§ **YOUR TASKS**
**1.** According to the forum thread, what did China name the Linux distribution it announced it would use?
**2.** Return the passage of the forum thread from "Doesn't anyone else" up to and including "kernel code? X?", copied word for word.

§ **DOCUMENT EXCERPT**
--*--

Trust me, your info is not safe, never has been and never will be. The only reason no one comes after you is because it's not worth the trouble of a high level hacker, you have nothing they want (no insult intended). If someone with the knowledge, skill and the time wants what's on your computer they'll get it no matter what OS you're running and no matter what safety precautions you take. What one man can make, another can break. It's the same with car thieves, if a good thief wants your car badly enough, he'll get it no matter how good an alarm you've got.
Link Posted: 2/15/2006 11:28:40 AM EDT

technically fairly seriously difficult


That's alot of adjectives for one sentence!
Link Posted: 2/15/2006 11:24:36 PM EDT

Originally Posted By Sub-MOA:
And you think that the backdoor isn't in XP and OSX


+1.

Doesn't anyone else remember the shitstorm back in 2000 or 2001, when Microsoft accidentally sent out an unstripped binary (still had variable names in it) of a beta release, and someone discovered that there were two encryption keys in the OS -- one of them named "NSA_KEY"?

Shortly thereafter, China announced that they were going to use their own Linux distribution which they named "Red Flag Linux", and one of their government officials was quoted as saying that control of the OS source code was the modern equivalent of the 1950s' "two bombs and a satellite", i.e., OS source code control was as essential to state security as having nuclear weapons and delivery systems.


Originally Posted By Sub-MOA:
For that matter... how much time have you spent looking over BSD and Linux kernel code? X?


For Linux, I don't feel that I really need to, since anyone CAN look at it, and many people DO look at it. If Linux had any built-in government snooping features, someone (whether from Finland, China, the U.S., or wherever) would have been screaming about it on the net, and it would have been removed.
Link Posted: 2/15/2006 11:30:42 PM EDT

Originally Posted By 3rdpig:
Saying you'll never upgrade from XP is like saying that in 5 years you're going to stop using Windows based computers entirely. I'm in the computer business and have been involved with computers in one way or another since the mid 80's. I had clients who swore they'd never upgrade from Win3.1 to 95 because MS was spying on everyone. Guess what? That lasted for about a year or two then they HAD to upgrade, just as you will if you want to continue using newer software. Sooner or later some piece of software you really want just won't run on the older versions of the OS and you'll either do without or upgrade. Same thing with hardware, the drivers will only work under the new OS, so you'll upgrade or be stuck with older hardware.

--*--

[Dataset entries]
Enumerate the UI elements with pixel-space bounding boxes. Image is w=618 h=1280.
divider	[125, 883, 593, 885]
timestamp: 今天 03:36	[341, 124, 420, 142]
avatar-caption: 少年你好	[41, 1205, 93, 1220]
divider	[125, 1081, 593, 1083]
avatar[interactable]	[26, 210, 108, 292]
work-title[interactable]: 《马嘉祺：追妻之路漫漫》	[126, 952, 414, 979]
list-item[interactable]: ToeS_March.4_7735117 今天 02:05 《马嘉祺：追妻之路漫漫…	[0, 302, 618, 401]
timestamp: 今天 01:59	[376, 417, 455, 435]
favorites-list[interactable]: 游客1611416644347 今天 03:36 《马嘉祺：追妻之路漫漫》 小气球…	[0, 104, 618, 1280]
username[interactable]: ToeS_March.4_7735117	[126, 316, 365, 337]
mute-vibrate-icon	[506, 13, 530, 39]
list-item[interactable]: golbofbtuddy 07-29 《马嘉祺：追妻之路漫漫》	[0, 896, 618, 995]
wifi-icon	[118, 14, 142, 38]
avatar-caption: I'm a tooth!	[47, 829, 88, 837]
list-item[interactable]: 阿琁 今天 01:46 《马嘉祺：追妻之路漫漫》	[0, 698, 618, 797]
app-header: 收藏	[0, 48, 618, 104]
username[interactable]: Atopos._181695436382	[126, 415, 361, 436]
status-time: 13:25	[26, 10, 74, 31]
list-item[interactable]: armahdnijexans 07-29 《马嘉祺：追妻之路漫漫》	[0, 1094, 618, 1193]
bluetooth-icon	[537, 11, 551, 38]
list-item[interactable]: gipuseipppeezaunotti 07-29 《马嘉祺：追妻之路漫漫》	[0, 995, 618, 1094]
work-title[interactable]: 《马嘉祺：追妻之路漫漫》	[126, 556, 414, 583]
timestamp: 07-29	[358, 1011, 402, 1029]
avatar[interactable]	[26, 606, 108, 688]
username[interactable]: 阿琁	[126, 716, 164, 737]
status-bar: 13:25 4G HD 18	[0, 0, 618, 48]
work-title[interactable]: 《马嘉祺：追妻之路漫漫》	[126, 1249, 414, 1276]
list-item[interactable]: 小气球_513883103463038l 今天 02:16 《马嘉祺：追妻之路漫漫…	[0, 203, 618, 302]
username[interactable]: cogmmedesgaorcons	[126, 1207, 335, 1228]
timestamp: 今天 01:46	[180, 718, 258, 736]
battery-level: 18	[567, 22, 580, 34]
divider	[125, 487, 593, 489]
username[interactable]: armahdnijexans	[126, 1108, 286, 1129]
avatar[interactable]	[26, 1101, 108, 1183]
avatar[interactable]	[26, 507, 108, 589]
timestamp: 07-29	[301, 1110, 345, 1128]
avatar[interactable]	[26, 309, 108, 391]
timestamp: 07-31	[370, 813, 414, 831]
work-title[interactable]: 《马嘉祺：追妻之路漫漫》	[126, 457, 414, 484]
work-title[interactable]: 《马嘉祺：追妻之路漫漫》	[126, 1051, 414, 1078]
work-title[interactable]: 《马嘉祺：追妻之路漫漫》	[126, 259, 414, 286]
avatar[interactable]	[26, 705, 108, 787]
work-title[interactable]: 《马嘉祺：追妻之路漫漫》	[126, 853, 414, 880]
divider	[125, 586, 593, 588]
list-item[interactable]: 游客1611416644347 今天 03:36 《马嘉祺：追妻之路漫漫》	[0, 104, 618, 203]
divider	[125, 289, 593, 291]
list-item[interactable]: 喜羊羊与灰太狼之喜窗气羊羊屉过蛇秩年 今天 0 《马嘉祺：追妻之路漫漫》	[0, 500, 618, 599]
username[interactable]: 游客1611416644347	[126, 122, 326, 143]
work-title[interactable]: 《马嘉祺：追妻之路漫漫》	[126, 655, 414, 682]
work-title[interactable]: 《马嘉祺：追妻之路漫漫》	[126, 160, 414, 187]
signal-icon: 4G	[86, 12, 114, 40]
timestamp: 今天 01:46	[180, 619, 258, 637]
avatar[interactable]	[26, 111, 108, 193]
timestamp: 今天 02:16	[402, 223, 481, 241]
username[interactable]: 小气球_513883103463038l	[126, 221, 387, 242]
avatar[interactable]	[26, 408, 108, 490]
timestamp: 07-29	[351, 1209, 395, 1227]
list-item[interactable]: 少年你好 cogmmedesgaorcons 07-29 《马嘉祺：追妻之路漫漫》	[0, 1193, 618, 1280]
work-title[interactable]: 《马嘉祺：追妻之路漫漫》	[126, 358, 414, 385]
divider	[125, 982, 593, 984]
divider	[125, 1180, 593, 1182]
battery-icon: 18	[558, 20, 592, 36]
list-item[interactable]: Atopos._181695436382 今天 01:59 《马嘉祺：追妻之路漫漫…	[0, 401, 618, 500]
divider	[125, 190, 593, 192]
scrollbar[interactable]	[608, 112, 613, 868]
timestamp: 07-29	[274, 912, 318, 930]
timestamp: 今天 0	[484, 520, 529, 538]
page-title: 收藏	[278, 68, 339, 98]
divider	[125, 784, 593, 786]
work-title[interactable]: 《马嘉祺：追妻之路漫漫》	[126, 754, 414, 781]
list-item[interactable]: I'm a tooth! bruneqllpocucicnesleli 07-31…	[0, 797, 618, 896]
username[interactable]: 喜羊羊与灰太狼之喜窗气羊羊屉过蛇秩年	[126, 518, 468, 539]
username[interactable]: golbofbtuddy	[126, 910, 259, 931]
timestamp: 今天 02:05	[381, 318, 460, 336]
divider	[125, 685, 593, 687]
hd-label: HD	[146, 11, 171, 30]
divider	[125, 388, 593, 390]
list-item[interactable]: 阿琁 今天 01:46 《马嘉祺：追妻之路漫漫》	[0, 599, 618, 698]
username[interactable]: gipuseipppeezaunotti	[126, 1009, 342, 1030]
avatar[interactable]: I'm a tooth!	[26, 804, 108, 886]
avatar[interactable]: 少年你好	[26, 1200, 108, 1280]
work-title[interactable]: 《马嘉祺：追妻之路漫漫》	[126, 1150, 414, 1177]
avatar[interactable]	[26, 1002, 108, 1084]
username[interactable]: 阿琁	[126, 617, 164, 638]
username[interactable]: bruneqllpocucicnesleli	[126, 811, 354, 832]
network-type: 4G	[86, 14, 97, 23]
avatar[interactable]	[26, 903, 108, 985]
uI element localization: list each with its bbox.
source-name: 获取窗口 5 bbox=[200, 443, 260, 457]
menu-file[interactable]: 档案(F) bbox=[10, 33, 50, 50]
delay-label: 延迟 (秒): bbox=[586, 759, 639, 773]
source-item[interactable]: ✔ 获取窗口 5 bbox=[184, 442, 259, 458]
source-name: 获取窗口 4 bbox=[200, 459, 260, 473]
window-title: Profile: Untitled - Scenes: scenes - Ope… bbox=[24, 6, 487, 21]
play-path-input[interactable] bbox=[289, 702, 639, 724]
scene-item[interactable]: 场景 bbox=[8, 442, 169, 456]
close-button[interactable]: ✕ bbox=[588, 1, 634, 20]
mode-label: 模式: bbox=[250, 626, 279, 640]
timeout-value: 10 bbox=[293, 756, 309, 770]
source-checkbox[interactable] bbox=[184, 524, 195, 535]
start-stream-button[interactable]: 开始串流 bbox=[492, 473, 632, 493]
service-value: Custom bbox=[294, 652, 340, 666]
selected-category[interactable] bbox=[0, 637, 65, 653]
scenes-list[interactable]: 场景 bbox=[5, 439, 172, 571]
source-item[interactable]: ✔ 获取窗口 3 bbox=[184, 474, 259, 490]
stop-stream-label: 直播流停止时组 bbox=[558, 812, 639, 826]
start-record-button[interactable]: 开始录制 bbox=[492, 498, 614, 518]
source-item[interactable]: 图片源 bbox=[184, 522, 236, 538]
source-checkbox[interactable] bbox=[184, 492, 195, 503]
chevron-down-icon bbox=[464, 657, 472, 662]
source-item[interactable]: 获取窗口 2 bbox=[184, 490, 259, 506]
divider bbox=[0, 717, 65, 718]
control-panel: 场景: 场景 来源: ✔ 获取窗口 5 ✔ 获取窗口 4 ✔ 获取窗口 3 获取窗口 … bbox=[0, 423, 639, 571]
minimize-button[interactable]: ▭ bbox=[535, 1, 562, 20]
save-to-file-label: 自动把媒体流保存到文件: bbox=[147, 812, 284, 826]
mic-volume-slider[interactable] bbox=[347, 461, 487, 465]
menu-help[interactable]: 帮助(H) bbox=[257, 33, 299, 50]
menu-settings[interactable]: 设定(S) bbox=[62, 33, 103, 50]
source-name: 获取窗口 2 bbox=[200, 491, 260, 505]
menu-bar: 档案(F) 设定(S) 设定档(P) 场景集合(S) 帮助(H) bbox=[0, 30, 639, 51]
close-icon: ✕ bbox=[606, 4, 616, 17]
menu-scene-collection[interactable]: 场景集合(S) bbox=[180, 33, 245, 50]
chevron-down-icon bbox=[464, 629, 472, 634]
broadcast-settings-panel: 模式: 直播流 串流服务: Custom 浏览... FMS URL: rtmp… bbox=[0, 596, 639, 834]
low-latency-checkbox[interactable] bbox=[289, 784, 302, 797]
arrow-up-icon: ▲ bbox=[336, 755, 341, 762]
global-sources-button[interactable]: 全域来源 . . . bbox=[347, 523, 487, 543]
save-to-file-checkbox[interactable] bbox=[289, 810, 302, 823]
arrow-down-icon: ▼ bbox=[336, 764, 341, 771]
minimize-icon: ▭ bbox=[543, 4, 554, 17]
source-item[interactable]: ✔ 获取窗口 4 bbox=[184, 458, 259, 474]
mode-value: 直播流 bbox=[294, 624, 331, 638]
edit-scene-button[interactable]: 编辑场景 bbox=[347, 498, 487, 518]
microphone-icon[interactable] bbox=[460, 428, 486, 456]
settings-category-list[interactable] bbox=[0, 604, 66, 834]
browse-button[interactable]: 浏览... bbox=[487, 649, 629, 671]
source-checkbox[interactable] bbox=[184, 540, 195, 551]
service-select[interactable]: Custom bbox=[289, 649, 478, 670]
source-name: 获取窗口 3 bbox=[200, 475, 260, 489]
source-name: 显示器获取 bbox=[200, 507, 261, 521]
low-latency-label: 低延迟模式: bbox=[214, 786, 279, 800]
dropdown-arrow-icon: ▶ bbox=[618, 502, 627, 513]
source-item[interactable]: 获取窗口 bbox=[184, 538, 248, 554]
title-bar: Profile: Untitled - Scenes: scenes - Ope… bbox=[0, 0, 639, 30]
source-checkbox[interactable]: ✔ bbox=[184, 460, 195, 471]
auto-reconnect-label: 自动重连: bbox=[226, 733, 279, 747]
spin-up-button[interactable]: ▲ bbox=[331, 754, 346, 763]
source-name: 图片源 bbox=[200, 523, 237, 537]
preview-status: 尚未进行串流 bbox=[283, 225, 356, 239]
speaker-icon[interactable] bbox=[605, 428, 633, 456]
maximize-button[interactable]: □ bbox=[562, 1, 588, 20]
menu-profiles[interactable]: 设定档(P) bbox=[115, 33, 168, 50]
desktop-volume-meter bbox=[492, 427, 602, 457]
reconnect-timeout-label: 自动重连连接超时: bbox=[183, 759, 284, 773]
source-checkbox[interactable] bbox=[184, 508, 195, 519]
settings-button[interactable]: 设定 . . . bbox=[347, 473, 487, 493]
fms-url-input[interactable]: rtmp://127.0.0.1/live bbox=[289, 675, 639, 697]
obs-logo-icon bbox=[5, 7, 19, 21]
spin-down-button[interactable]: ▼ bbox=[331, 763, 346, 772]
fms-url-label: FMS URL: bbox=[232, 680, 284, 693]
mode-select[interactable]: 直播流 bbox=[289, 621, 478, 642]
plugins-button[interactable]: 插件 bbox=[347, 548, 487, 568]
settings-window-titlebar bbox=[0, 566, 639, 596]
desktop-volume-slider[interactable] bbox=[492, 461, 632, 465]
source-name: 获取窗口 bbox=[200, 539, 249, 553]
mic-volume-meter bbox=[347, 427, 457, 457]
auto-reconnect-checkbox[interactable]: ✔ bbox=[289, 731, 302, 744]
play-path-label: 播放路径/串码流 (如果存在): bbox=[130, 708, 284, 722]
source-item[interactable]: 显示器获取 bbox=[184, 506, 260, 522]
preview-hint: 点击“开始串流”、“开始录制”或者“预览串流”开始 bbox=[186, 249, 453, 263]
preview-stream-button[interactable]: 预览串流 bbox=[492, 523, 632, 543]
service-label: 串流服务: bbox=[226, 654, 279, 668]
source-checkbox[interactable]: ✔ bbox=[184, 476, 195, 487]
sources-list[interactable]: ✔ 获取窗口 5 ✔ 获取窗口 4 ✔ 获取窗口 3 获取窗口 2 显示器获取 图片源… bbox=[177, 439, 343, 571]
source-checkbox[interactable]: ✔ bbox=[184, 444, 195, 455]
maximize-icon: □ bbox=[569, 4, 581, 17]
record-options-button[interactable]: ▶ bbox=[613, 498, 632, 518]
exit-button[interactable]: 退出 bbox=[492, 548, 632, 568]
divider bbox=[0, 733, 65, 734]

--*--

§ **ANSWERS BELOW**
**1.** Red Flag Linux

**2.**
Doesn't anyone else remember the shitstorm back in 2000 or 2001, when Microsoft accidentally sent out an unstripped binary (still had variable names in it) of a beta release, and someone discovered that there were two encryption keys in the OS -- one of them named "NSA_KEY"?

Shortly thereafter, China announced that they were going to use their own Linux distribution which they named "Red Flag Linux", and one of their government officials was quoted as saying that control of the OS source code was the modern equivalent of the 1950s' "two bombs and a satellite", i.e., OS source code control was as essential to state security as having nuclear weapons and delivery systems.


Originally Posted By Sub-MOA:
For that matter... how much time have you spent looking over BSD and Linux kernel code? X?